:: Exercise ::
Restate all the data exactly, so that each line is the same as before.

═══ Dataset entries

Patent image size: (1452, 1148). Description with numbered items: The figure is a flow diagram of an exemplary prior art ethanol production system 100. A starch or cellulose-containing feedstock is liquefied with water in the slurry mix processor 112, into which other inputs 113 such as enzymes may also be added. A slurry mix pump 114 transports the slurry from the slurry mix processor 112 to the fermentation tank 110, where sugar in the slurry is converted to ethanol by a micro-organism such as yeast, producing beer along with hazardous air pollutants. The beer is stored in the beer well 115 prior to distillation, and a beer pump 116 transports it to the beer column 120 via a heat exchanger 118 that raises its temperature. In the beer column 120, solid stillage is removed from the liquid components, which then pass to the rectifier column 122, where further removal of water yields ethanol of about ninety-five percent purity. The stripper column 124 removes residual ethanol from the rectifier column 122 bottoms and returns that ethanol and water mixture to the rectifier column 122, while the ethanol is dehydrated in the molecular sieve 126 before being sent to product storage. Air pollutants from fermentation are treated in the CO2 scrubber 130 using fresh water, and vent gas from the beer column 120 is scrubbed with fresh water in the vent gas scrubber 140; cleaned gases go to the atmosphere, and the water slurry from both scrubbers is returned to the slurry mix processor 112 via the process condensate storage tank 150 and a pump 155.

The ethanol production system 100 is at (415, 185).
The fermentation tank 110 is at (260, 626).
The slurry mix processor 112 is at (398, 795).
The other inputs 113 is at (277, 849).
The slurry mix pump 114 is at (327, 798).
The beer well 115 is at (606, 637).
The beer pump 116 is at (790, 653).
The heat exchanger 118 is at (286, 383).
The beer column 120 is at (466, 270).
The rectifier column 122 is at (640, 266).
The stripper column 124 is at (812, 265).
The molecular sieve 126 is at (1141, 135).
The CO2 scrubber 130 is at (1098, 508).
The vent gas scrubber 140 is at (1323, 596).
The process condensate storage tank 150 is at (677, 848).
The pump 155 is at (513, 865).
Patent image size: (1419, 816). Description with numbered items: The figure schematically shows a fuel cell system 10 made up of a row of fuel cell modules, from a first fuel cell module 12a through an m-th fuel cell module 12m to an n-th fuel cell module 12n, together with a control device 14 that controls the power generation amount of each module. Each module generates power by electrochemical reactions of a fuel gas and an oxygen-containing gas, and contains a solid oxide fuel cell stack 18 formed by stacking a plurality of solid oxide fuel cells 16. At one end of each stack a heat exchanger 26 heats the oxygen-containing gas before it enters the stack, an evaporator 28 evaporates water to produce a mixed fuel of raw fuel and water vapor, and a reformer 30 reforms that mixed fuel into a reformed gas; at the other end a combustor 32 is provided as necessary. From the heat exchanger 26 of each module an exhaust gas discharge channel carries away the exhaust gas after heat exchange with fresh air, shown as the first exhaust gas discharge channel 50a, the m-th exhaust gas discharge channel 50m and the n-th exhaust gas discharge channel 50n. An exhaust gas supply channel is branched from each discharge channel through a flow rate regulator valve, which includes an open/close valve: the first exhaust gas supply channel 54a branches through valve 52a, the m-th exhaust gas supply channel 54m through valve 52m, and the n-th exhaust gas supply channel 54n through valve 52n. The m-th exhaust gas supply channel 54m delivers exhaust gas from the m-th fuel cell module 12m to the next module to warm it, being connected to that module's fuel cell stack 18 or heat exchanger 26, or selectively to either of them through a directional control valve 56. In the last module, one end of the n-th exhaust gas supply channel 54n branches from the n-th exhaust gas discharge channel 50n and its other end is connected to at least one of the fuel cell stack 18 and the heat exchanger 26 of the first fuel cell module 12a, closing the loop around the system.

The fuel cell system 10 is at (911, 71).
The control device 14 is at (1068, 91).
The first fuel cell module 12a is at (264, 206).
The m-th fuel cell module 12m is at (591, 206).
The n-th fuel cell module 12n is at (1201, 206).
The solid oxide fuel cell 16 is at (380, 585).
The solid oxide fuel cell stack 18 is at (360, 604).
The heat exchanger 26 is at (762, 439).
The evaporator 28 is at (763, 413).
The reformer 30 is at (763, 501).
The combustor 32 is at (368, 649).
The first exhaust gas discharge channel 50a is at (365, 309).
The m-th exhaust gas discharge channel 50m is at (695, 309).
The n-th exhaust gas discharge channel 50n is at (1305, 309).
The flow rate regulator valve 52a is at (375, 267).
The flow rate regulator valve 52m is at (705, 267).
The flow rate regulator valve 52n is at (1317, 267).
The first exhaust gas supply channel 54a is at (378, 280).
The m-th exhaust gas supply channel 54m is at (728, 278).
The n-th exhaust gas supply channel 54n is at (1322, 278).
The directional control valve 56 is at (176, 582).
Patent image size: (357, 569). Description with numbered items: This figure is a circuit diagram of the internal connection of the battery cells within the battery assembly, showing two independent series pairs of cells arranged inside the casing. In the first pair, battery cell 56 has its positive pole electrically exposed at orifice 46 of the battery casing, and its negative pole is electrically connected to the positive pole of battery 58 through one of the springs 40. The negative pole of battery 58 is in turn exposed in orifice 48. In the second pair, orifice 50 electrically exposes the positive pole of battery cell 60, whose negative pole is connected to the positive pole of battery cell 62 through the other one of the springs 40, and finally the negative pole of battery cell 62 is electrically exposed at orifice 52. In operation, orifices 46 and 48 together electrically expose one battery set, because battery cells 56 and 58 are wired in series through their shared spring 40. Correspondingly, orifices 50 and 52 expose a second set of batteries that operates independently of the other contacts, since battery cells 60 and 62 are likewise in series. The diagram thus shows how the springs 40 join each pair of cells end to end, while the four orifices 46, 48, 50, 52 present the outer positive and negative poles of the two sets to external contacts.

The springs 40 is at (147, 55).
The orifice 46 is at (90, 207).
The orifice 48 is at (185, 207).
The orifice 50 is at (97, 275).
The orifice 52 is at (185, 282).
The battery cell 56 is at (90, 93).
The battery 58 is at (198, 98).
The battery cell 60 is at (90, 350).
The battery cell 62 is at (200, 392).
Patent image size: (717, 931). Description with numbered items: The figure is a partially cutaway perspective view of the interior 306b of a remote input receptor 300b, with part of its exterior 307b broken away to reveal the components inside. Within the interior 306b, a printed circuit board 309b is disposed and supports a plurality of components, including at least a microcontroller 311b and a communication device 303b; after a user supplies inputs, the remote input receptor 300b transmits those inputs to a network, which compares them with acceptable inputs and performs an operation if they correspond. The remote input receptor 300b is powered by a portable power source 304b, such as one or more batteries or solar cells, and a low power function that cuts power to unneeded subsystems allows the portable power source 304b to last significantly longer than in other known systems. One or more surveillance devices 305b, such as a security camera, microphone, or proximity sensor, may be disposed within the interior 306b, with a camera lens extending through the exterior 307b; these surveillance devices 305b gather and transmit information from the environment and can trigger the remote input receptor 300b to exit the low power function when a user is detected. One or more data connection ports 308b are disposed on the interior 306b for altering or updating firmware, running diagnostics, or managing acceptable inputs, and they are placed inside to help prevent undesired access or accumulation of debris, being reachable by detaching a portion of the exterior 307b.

══════

:: Exercise answer ::
Patent image size: (1452, 1148). Description with numbered items: The figure is a flow diagram of an exemplary prior art ethanol production system 100. A starch or cellulose-containing feedstock is liquefied with water in the slurry mix processor 112, into which other inputs 113 such as enzymes may also be added. A slurry mix pump 114 transports the slurry from the slurry mix processor 112 to the fermentation tank 110, where sugar in the slurry is converted to ethanol by a micro-organism such as yeast, producing beer along with hazardous air pollutants. The beer is stored in the beer well 115 prior to distillation, and a beer pump 116 transports it to the beer column 120 via a heat exchanger 118 that raises its temperature. In the beer column 120, solid stillage is removed from the liquid components, which then pass to the rectifier column 122, where further removal of water yields ethanol of about ninety-five percent purity. The stripper column 124 removes residual ethanol from the rectifier column 122 bottoms and returns that ethanol and water mixture to the rectifier column 122, while the ethanol is dehydrated in the molecular sieve 126 before being sent to product storage. Air pollutants from fermentation are treated in the CO2 scrubber 130 using fresh water, and vent gas from the beer column 120 is scrubbed with fresh water in the vent gas scrubber 140; cleaned gases go to the atmosphere, and the water slurry from both scrubbers is returned to the slurry mix processor 112 via the process condensate storage tank 150 and a pump 155.

The ethanol production system 100 is at (415, 185).
The fermentation tank 110 is at (260, 626).
The slurry mix processor 112 is at (398, 795).
The other inputs 113 is at (277, 849).
The slurry mix pump 114 is at (327, 798).
The beer well 115 is at (606, 637).
The beer pump 116 is at (790, 653).
The heat exchanger 118 is at (286, 383).
The beer column 120 is at (466, 270).
The rectifier column 122 is at (640, 266).
The stripper column 124 is at (812, 265).
The molecular sieve 126 is at (1141, 135).
The CO2 scrubber 130 is at (1098, 508).
The vent gas scrubber 140 is at (1323, 596).
The process condensate storage tank 150 is at (677, 848).
The pump 155 is at (513, 865).
Patent image size: (1419, 816). Description with numbered items: The figure schematically shows a fuel cell system 10 made up of a row of fuel cell modules, from a first fuel cell module 12a through an m-th fuel cell module 12m to an n-th fuel cell module 12n, together with a control device 14 that controls the power generation amount of each module. Each module generates power by electrochemical reactions of a fuel gas and an oxygen-containing gas, and contains a solid oxide fuel cell stack 18 formed by stacking a plurality of solid oxide fuel cells 16. At one end of each stack a heat exchanger 26 heats the oxygen-containing gas before it enters the stack, an evaporator 28 evaporates water to produce a mixed fuel of raw fuel and water vapor, and a reformer 30 reforms that mixed fuel into a reformed gas; at the other end a combustor 32 is provided as necessary. From the heat exchanger 26 of each module an exhaust gas discharge channel carries away the exhaust gas after heat exchange with fresh air, shown as the first exhaust gas discharge channel 50a, the m-th exhaust gas discharge channel 50m and the n-th exhaust gas discharge channel 50n. An exhaust gas supply channel is branched from each discharge channel through a flow rate regulator valve, which includes an open/close valve: the first exhaust gas supply channel 54a branches through valve 52a, the m-th exhaust gas supply channel 54m through valve 52m, and the n-th exhaust gas supply channel 54n through valve 52n. The m-th exhaust gas supply channel 54m delivers exhaust gas from the m-th fuel cell module 12m to the next module to warm it, being connected to that module's fuel cell stack 18 or heat exchanger 26, or selectively to either of them through a directional control valve 56. In the last module, one end of the n-th exhaust gas supply channel 54n branches from the n-th exhaust gas discharge channel 50n and its other end is connected to at least one of the fuel cell stack 18 and the heat exchanger 26 of the first fuel cell module 12a, closing the loop around the system.

The fuel cell system 10 is at (911, 71).
The control device 14 is at (1068, 91).
The first fuel cell module 12a is at (264, 206).
The m-th fuel cell module 12m is at (591, 206).
The n-th fuel cell module 12n is at (1201, 206).
The solid oxide fuel cell 16 is at (380, 585).
The solid oxide fuel cell stack 18 is at (360, 604).
The heat exchanger 26 is at (762, 439).
The evaporator 28 is at (763, 413).
The reformer 30 is at (763, 501).
The combustor 32 is at (368, 649).
The first exhaust gas discharge channel 50a is at (365, 309).
The m-th exhaust gas discharge channel 50m is at (695, 309).
The n-th exhaust gas discharge channel 50n is at (1305, 309).
The flow rate regulator valve 52a is at (375, 267).
The flow rate regulator valve 52m is at (705, 267).
The flow rate regulator valve 52n is at (1317, 267).
The first exhaust gas supply channel 54a is at (378, 280).
The m-th exhaust gas supply channel 54m is at (728, 278).
The n-th exhaust gas supply channel 54n is at (1322, 278).
The directional control valve 56 is at (176, 582).
Patent image size: (357, 569). Description with numbered items: This figure is a circuit diagram of the internal connection of the battery cells within the battery assembly, showing two independent series pairs of cells arranged inside the casing. In the first pair, battery cell 56 has its positive pole electrically exposed at orifice 46 of the battery casing, and its negative pole is electrically connected to the positive pole of battery 58 through one of the springs 40. The negative pole of battery 58 is in turn exposed in orifice 48. In the second pair, orifice 50 electrically exposes the positive pole of battery cell 60, whose negative pole is connected to the positive pole of battery cell 62 through the other one of the springs 40, and finally the negative pole of battery cell 62 is electrically exposed at orifice 52. In operation, orifices 46 and 48 together electrically expose one battery set, because battery cells 56 and 58 are wired in series through their shared spring 40. Correspondingly, orifices 50 and 52 expose a second set of batteries that operates independently of the other contacts, since battery cells 60 and 62 are likewise in series. The diagram thus shows how the springs 40 join each pair of cells end to end, while the four orifices 46, 48, 50, 52 present the outer positive and negative poles of the two sets to external contacts.

The springs 40 is at (147, 55).
The orifice 46 is at (90, 207).
The orifice 48 is at (185, 207).
The orifice 50 is at (97, 275).
The orifice 52 is at (185, 282).
The battery cell 56 is at (90, 93).
The battery 58 is at (198, 98).
The battery cell 60 is at (90, 350).
The battery cell 62 is at (200, 392).
Patent image size: (717, 931). Description with numbered items: The figure is a partially cutaway perspective view of the interior 306b of a remote input receptor 300b, with part of its exterior 307b broken away to reveal the components inside. Within the interior 306b, a printed circuit board 309b is disposed and supports a plurality of components, including at least a microcontroller 311b and a communication device 303b; after a user supplies inputs, the remote input receptor 300b transmits those inputs to a network, which compares them with acceptable inputs and performs an operation if they correspond. The remote input receptor 300b is powered by a portable power source 304b, such as one or more batteries or solar cells, and a low power function that cuts power to unneeded subsystems allows the portable power source 304b to last significantly longer than in other known systems. One or more surveillance devices 305b, such as a security camera, microphone, or proximity sensor, may be disposed within the interior 306b, with a camera lens extending through the exterior 307b; these surveillance devices 305b gather and transmit information from the environment and can trigger the remote input receptor 300b to exit the low power function when a user is detected. One or more data connection ports 308b are disposed on the interior 306b for altering or updating firmware, running diagnostics, or managing acceptable inputs, and they are placed inside to help prevent undesired access or accumulation of debris, being reachable by detaching a portion of the exterior 307b.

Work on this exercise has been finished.